▸ What this task involves
Exactly as written, quote every line that follows, skipping the images.

-- START Data provided --

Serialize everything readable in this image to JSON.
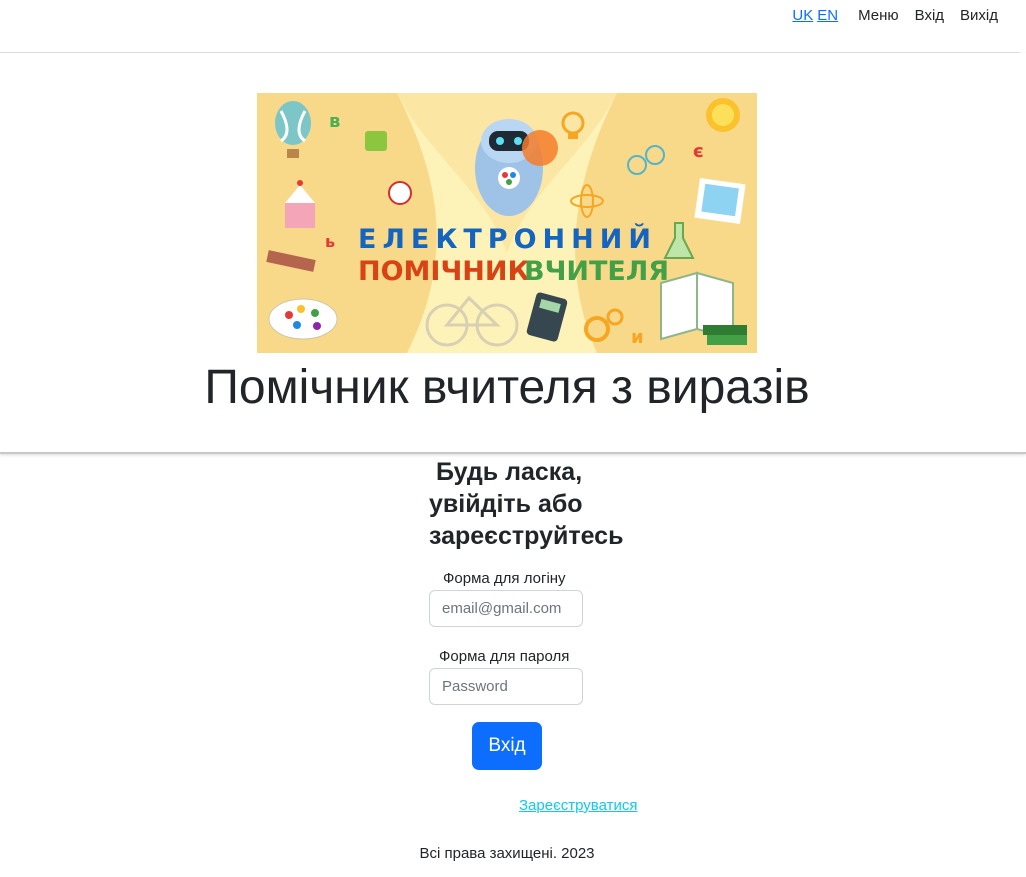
{
  "navbar": {
    "lang_uk": "UK",
    "lang_en": "EN",
    "menu": "Меню",
    "login": "Вхід",
    "logout": "Вихід"
  },
  "hero": {
    "banner_line1": "ЕЛЕКТРОННИЙ",
    "banner_line2_a": "ПОМІЧНИК",
    "banner_line2_b": "ВЧИТЕЛЯ",
    "title": "Помічник вчителя з виразів"
  },
  "login": {
    "heading_line1": "Будь ласка,",
    "heading_line2": "увійдіть або",
    "heading_line3": "зареєструйтесь",
    "email_label": "Форма для логіну",
    "email_placeholder": "email@gmail.com",
    "email_value": "",
    "password_label": "Форма для пароля",
    "password_placeholder": "Password",
    "password_value": "",
    "submit_label": "Вхід",
    "register_label": "Зареєструватися"
  },
  "footer": {
    "text": "Всі права захищені. 2023"
  },
  "colors": {
    "primary": "#0d6efd",
    "link_info": "#0dcaf0",
    "banner_bg": "#fdf0b0"
  }
}
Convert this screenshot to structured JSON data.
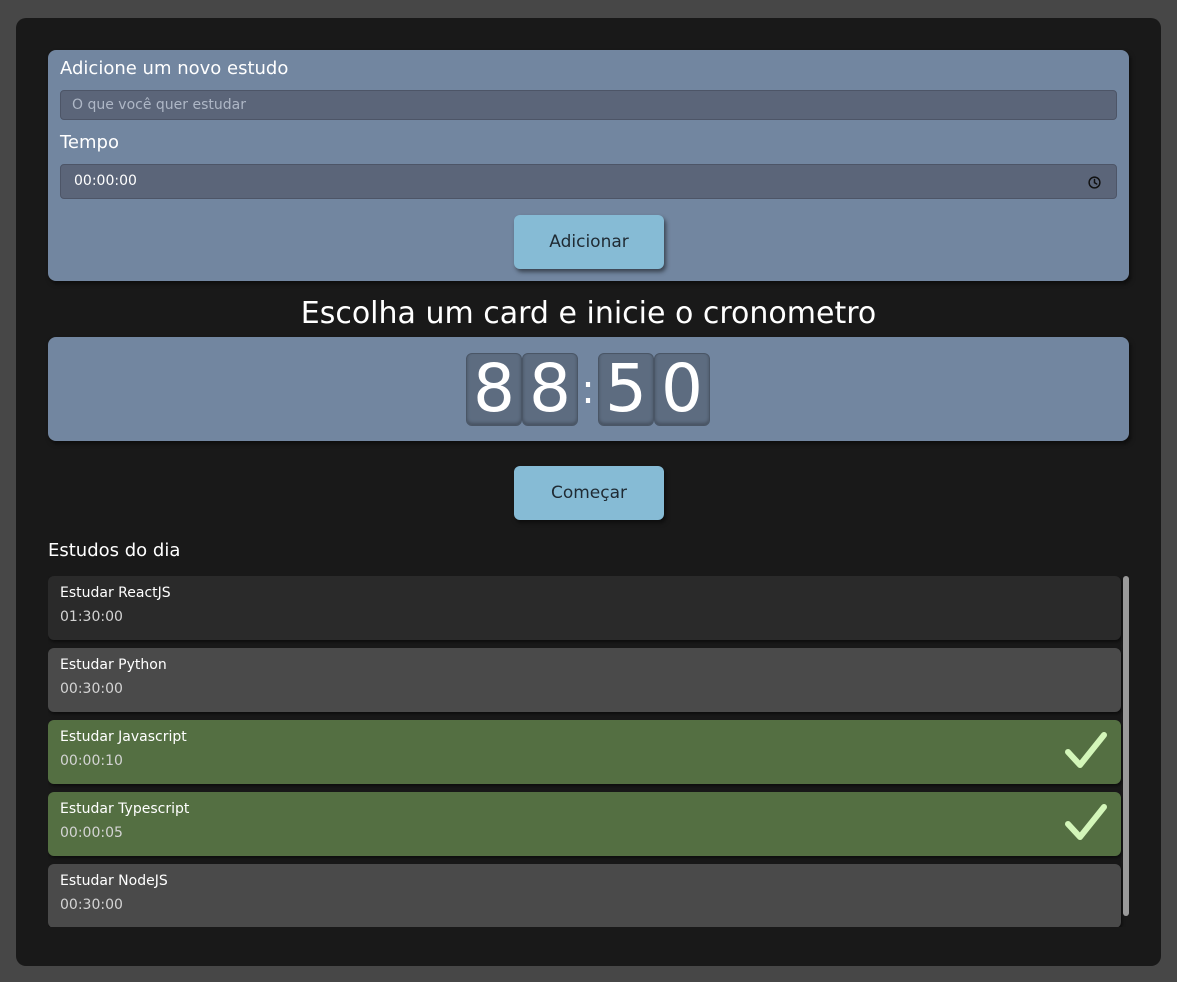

-- END Data provided --

▸ Result for this exercise
Serialize everything readable in this image to JSON.
{
  "navbar": {
    "lang_uk": "UK",
    "lang_en": "EN",
    "menu": "Меню",
    "login": "Вхід",
    "logout": "Вихід"
  },
  "hero": {
    "banner_line1": "ЕЛЕКТРОННИЙ",
    "banner_line2_a": "ПОМІЧНИК",
    "banner_line2_b": "ВЧИТЕЛЯ",
    "title": "Помічник вчителя з виразів"
  },
  "login": {
    "heading_line1": "Будь ласка,",
    "heading_line2": "увійдіть або",
    "heading_line3": "зареєструйтесь",
    "email_label": "Форма для логіну",
    "email_placeholder": "email@gmail.com",
    "email_value": "",
    "password_label": "Форма для пароля",
    "password_placeholder": "Password",
    "password_value": "",
    "submit_label": "Вхід",
    "register_label": "Зареєструватися"
  },
  "footer": {
    "text": "Всі права захищені. 2023"
  },
  "colors": {
    "primary": "#0d6efd",
    "link_info": "#0dcaf0",
    "banner_bg": "#fdf0b0"
  }
}
Convert this screenshot to structured JSON data.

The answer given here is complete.